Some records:

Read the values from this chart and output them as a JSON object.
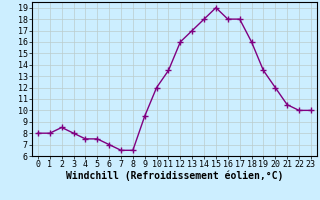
{
  "x": [
    0,
    1,
    2,
    3,
    4,
    5,
    6,
    7,
    8,
    9,
    10,
    11,
    12,
    13,
    14,
    15,
    16,
    17,
    18,
    19,
    20,
    21,
    22,
    23
  ],
  "y": [
    8,
    8,
    8.5,
    8,
    7.5,
    7.5,
    7,
    6.5,
    6.5,
    9.5,
    12,
    13.5,
    16,
    17,
    18,
    19,
    18,
    18,
    16,
    13.5,
    12,
    10.5,
    10,
    10
  ],
  "line_color": "#800080",
  "marker": "+",
  "marker_size": 4,
  "linewidth": 1.0,
  "xlabel": "Windchill (Refroidissement éolien,°C)",
  "xlabel_fontsize": 7,
  "ylim": [
    6,
    19.5
  ],
  "yticks": [
    6,
    7,
    8,
    9,
    10,
    11,
    12,
    13,
    14,
    15,
    16,
    17,
    18,
    19
  ],
  "xticks": [
    0,
    1,
    2,
    3,
    4,
    5,
    6,
    7,
    8,
    9,
    10,
    11,
    12,
    13,
    14,
    15,
    16,
    17,
    18,
    19,
    20,
    21,
    22,
    23
  ],
  "background_color": "#cceeff",
  "grid_color": "#bbcccc",
  "tick_fontsize": 6,
  "marker_edge_width": 1.0
}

• **Given problem**
Reproduce all entries exactly. Pictures do not belong in the copy.

• **Written solution**
Read the values from this chart and output them as a JSON object.
{
  "x": [
    0,
    1,
    2,
    3,
    4,
    5,
    6,
    7,
    8,
    9,
    10,
    11,
    12,
    13,
    14,
    15,
    16,
    17,
    18,
    19,
    20,
    21,
    22,
    23
  ],
  "y": [
    8,
    8,
    8.5,
    8,
    7.5,
    7.5,
    7,
    6.5,
    6.5,
    9.5,
    12,
    13.5,
    16,
    17,
    18,
    19,
    18,
    18,
    16,
    13.5,
    12,
    10.5,
    10,
    10
  ],
  "line_color": "#800080",
  "marker": "+",
  "marker_size": 4,
  "linewidth": 1.0,
  "xlabel": "Windchill (Refroidissement éolien,°C)",
  "xlabel_fontsize": 7,
  "ylim": [
    6,
    19.5
  ],
  "yticks": [
    6,
    7,
    8,
    9,
    10,
    11,
    12,
    13,
    14,
    15,
    16,
    17,
    18,
    19
  ],
  "xticks": [
    0,
    1,
    2,
    3,
    4,
    5,
    6,
    7,
    8,
    9,
    10,
    11,
    12,
    13,
    14,
    15,
    16,
    17,
    18,
    19,
    20,
    21,
    22,
    23
  ],
  "background_color": "#cceeff",
  "grid_color": "#bbcccc",
  "tick_fontsize": 6,
  "marker_edge_width": 1.0
}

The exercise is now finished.